## SET TASK
Restate all of the data exactly.
——————
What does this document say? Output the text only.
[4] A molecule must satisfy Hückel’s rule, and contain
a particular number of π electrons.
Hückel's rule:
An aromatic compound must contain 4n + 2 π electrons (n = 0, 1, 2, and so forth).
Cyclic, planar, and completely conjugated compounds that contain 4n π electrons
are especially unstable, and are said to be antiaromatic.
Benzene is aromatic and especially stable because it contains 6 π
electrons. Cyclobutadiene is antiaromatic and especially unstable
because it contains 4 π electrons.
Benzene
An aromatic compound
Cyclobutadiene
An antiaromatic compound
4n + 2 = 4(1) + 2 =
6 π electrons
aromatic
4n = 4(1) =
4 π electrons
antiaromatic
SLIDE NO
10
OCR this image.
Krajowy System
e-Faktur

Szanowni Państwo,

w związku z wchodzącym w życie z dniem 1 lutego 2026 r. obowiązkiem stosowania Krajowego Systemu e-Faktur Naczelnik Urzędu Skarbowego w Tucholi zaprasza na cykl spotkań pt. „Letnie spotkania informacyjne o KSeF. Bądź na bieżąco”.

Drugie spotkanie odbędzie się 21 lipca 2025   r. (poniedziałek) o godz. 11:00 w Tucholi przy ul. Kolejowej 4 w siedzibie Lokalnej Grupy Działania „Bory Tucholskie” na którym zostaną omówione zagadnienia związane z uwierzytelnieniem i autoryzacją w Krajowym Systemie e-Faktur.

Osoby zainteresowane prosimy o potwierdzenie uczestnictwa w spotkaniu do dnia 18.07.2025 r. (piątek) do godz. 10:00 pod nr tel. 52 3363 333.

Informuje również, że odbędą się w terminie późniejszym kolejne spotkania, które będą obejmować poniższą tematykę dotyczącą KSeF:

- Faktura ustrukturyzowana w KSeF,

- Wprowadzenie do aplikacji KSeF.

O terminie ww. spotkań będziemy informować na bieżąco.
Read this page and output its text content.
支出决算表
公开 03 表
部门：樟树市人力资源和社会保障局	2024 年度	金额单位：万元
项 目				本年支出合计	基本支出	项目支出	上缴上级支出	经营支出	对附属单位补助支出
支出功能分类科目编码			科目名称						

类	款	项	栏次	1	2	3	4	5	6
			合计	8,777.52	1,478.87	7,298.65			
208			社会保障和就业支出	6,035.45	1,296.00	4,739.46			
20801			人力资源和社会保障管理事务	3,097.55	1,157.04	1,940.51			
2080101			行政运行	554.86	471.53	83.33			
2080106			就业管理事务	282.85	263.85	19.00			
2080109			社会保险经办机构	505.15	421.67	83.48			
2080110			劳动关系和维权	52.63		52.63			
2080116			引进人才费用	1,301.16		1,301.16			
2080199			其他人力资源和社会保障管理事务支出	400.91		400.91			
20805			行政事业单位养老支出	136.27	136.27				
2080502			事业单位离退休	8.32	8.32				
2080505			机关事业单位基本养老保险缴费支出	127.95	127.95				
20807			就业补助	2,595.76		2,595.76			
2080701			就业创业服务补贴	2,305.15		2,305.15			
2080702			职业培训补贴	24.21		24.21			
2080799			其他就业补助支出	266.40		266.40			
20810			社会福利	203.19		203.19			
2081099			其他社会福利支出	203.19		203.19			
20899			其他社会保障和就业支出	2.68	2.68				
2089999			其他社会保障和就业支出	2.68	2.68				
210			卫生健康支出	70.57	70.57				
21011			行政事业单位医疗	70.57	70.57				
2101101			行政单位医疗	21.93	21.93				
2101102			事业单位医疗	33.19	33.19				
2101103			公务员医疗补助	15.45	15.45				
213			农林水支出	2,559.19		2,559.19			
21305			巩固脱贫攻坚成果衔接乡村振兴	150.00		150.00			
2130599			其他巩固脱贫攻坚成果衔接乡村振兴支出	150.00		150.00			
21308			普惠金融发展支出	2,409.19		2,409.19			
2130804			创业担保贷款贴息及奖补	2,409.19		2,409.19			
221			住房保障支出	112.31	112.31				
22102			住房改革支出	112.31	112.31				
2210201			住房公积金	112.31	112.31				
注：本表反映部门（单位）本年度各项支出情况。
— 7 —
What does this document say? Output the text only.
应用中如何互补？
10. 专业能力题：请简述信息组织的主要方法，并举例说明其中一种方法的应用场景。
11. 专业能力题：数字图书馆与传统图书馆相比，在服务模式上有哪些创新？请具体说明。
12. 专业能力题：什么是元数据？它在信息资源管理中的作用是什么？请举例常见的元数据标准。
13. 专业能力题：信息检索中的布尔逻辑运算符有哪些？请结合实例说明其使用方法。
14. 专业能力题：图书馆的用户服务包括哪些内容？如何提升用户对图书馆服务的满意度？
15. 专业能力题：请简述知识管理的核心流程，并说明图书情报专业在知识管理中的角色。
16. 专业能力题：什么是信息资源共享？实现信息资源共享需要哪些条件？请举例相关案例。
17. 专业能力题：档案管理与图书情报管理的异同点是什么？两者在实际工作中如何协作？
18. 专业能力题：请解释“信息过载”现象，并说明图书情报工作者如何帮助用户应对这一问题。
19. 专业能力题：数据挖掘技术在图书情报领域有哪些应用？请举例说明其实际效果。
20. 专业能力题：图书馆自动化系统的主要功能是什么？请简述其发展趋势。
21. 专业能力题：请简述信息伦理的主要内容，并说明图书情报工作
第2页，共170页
——————
## ANSWER TO THIS PROBLEM
What does this document say? Output the text only.
[4] A molecule must satisfy Hückel’s rule, and contain
a particular number of π electrons.
Hückel's rule:
An aromatic compound must contain 4n + 2 π electrons (n = 0, 1, 2, and so forth).
Cyclic, planar, and completely conjugated compounds that contain 4n π electrons
are especially unstable, and are said to be antiaromatic.
Benzene is aromatic and especially stable because it contains 6 π
electrons. Cyclobutadiene is antiaromatic and especially unstable
because it contains 4 π electrons.
Benzene
An aromatic compound
Cyclobutadiene
An antiaromatic compound
4n + 2 = 4(1) + 2 =
6 π electrons
aromatic
4n = 4(1) =
4 π electrons
antiaromatic
SLIDE NO
10
OCR this image.
Krajowy System
e-Faktur

Szanowni Państwo,

w związku z wchodzącym w życie z dniem 1 lutego 2026 r. obowiązkiem stosowania Krajowego Systemu e-Faktur Naczelnik Urzędu Skarbowego w Tucholi zaprasza na cykl spotkań pt. „Letnie spotkania informacyjne o KSeF. Bądź na bieżąco”.

Drugie spotkanie odbędzie się 21 lipca 2025   r. (poniedziałek) o godz. 11:00 w Tucholi przy ul. Kolejowej 4 w siedzibie Lokalnej Grupy Działania „Bory Tucholskie” na którym zostaną omówione zagadnienia związane z uwierzytelnieniem i autoryzacją w Krajowym Systemie e-Faktur.

Osoby zainteresowane prosimy o potwierdzenie uczestnictwa w spotkaniu do dnia 18.07.2025 r. (piątek) do godz. 10:00 pod nr tel. 52 3363 333.

Informuje również, że odbędą się w terminie późniejszym kolejne spotkania, które będą obejmować poniższą tematykę dotyczącą KSeF:

- Faktura ustrukturyzowana w KSeF,

- Wprowadzenie do aplikacji KSeF.

O terminie ww. spotkań będziemy informować na bieżąco.
Read this page and output its text content.
支出决算表
公开 03 表
部门：樟树市人力资源和社会保障局	2024 年度	金额单位：万元
项 目				本年支出合计	基本支出	项目支出	上缴上级支出	经营支出	对附属单位补助支出
支出功能分类科目编码			科目名称						

类	款	项	栏次	1	2	3	4	5	6
			合计	8,777.52	1,478.87	7,298.65			
208			社会保障和就业支出	6,035.45	1,296.00	4,739.46			
20801			人力资源和社会保障管理事务	3,097.55	1,157.04	1,940.51			
2080101			行政运行	554.86	471.53	83.33			
2080106			就业管理事务	282.85	263.85	19.00			
2080109			社会保险经办机构	505.15	421.67	83.48			
2080110			劳动关系和维权	52.63		52.63			
2080116			引进人才费用	1,301.16		1,301.16			
2080199			其他人力资源和社会保障管理事务支出	400.91		400.91			
20805			行政事业单位养老支出	136.27	136.27				
2080502			事业单位离退休	8.32	8.32				
2080505			机关事业单位基本养老保险缴费支出	127.95	127.95				
20807			就业补助	2,595.76		2,595.76			
2080701			就业创业服务补贴	2,305.15		2,305.15			
2080702			职业培训补贴	24.21		24.21			
2080799			其他就业补助支出	266.40		266.40			
20810			社会福利	203.19		203.19			
2081099			其他社会福利支出	203.19		203.19			
20899			其他社会保障和就业支出	2.68	2.68				
2089999			其他社会保障和就业支出	2.68	2.68				
210			卫生健康支出	70.57	70.57				
21011			行政事业单位医疗	70.57	70.57				
2101101			行政单位医疗	21.93	21.93				
2101102			事业单位医疗	33.19	33.19				
2101103			公务员医疗补助	15.45	15.45				
213			农林水支出	2,559.19		2,559.19			
21305			巩固脱贫攻坚成果衔接乡村振兴	150.00		150.00			
2130599			其他巩固脱贫攻坚成果衔接乡村振兴支出	150.00		150.00			
21308			普惠金融发展支出	2,409.19		2,409.19			
2130804			创业担保贷款贴息及奖补	2,409.19		2,409.19			
221			住房保障支出	112.31	112.31				
22102			住房改革支出	112.31	112.31				
2210201			住房公积金	112.31	112.31				
注：本表反映部门（单位）本年度各项支出情况。
— 7 —
What does this document say? Output the text only.
应用中如何互补？
10. 专业能力题：请简述信息组织的主要方法，并举例说明其中一种方法的应用场景。
11. 专业能力题：数字图书馆与传统图书馆相比，在服务模式上有哪些创新？请具体说明。
12. 专业能力题：什么是元数据？它在信息资源管理中的作用是什么？请举例常见的元数据标准。
13. 专业能力题：信息检索中的布尔逻辑运算符有哪些？请结合实例说明其使用方法。
14. 专业能力题：图书馆的用户服务包括哪些内容？如何提升用户对图书馆服务的满意度？
15. 专业能力题：请简述知识管理的核心流程，并说明图书情报专业在知识管理中的角色。
16. 专业能力题：什么是信息资源共享？实现信息资源共享需要哪些条件？请举例相关案例。
17. 专业能力题：档案管理与图书情报管理的异同点是什么？两者在实际工作中如何协作？
18. 专业能力题：请解释“信息过载”现象，并说明图书情报工作者如何帮助用户应对这一问题。
19. 专业能力题：数据挖掘技术在图书情报领域有哪些应用？请举例说明其实际效果。
20. 专业能力题：图书馆自动化系统的主要功能是什么？请简述其发展趋势。
21. 专业能力题：请简述信息伦理的主要内容，并说明图书情报工作
第2页，共170页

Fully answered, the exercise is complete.